§ **GIVEN PASSAGE**
+++++
# Neptune's Notes



## Rhibwolf (14 Mar 2006)

Having read through several of the tradition oriented threads, I started to wonder if I would see mention of Neptune's Notes anywheres within.  After a search came up fruitless, I decided to see if anyone has a copy or wishes to discuss said notes in a new thread.
Yours, Aye


----------



## Phrontis (14 Mar 2006)

Rhibwolf-

Do you mean "Neptune's Notes", the old publication outlining advice to junior naval officers in a somewhat tongue-in-cheek manner on everything from how to write a joining letter to how to conduct oneself at a cocktail party?

Or is there something called "Nelson's Notes" that I've not heard of?


----------



## FSTO (14 Mar 2006)

I'm pretty sure he means Neptune's notes. They are hilarious, especially the one about comparing the single subbie to the married subbie.

Did google search but nothing came up. :-[


----------



## Rhibwolf (14 Mar 2006)

Arrrgh,  :-[
Freudian Slip.  I had Nelson on the brain when I typed that.  I did mean Neptune's Notes - that tongue in cheek set of orders for subbies etc.


----------



## Phrontis (15 Mar 2006)

There was actually a message cut in the 80s from NDHQ directing everyone to destroy their copies of Neptune's Notes after a story hit the papers about how the Navy was providing guidance to its junior officers on how to pick up women, etc.

I believe there are still some copies in existence, though.

In the 90s VENTURE tried to produce a cleaned up version, but it really lacked the entertaining readability of its forerunner.


----------



## SBruce (15 Mar 2006)

For some reason I spent way to long looking for these notes on the net (no luck but I did waste a good 45 min of my life)

I did find this which made me laugh a bit so I thought you guys might want a look

http://www.bluejacket.com/humor_navylife.html

sorry if posted before, didn't see it anywhere here


----------



## navymich (15 Mar 2006)

They always take the good things away from us.  Glad I still have my copy of the old Dolphin codes!


----------



## Rhibwolf (15 Mar 2006)

Thanks SBruce,
Stove Manned


----------



## Gino (17 Mar 2006)

Phrontis said:
			
		

> There was actually a message cut in the 80s from NDHQ directing everyone to destroy their copies of Neptune's Notes after a story hit the papers about how the Navy was providing guidance to its junior officers on how to pick up women, etc.
> 
> I believe there are still some copies in existence, though.
> 
> In the 90s VENTURE tried to produce a cleaned up version, but it really lacked the entertaining readability of its forerunner.


I remember something about that.  A bit too reminiscint of Nazi book burning for my liking.

For Rhibwolf:  Ask and ye shall receive


----------



## Rhibwolf (17 Mar 2006)

Gino, PM inbound -RW


----------



## Neill McKay (17 Mar 2006)
+++++
§ **SHORT TASK**
From the Neptune's Notes thread, return word for word the passage that begins at "I did find this" and ends after "old Dolphin codes!".

§ **COLLECTED DATA**
+++++
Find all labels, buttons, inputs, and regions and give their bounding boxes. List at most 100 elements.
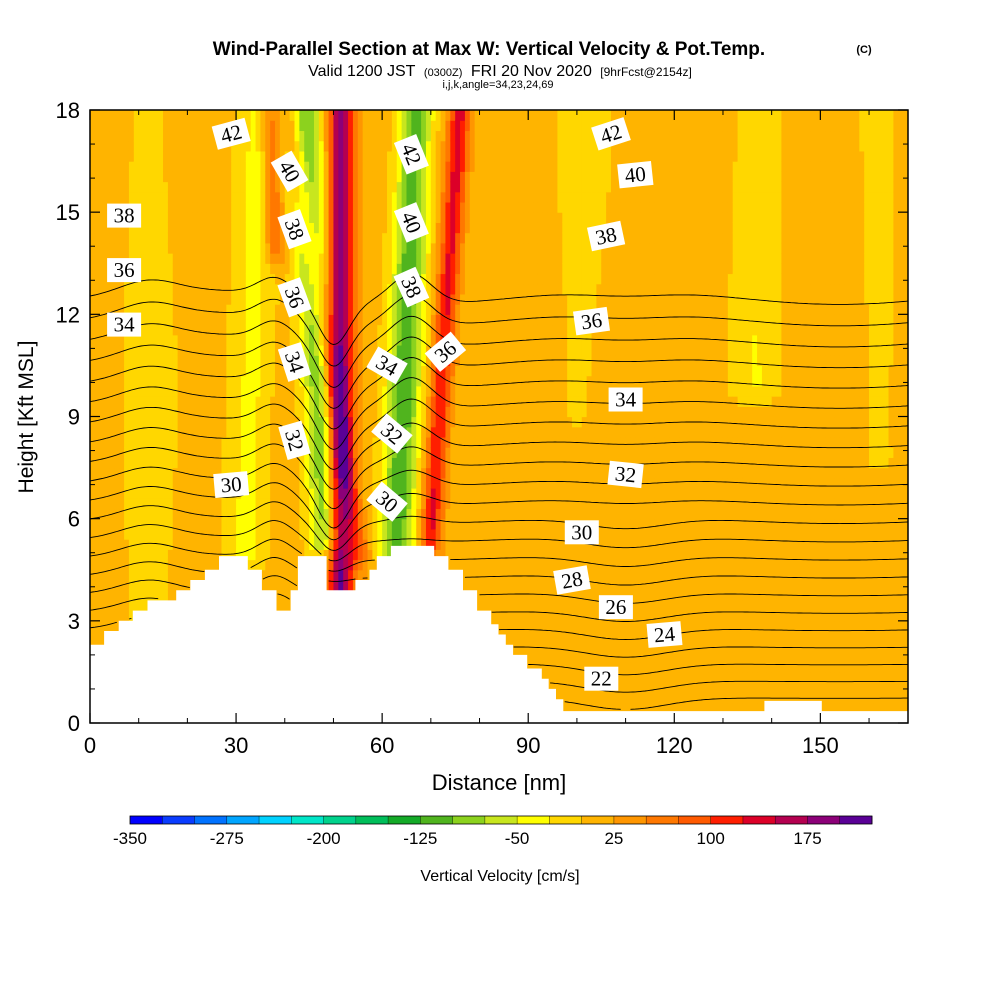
+++++
§ **RESULT BELOW**
I did find this which made me laugh a bit so I thought you guys might want a look

http://www.bluejacket.com/humor_navylife.html

sorry if posted before, didn't see it anywhere here


----------



## navymich (15 Mar 2006)

They always take the good things away from us.  Glad I still have my copy of the old Dolphin codes!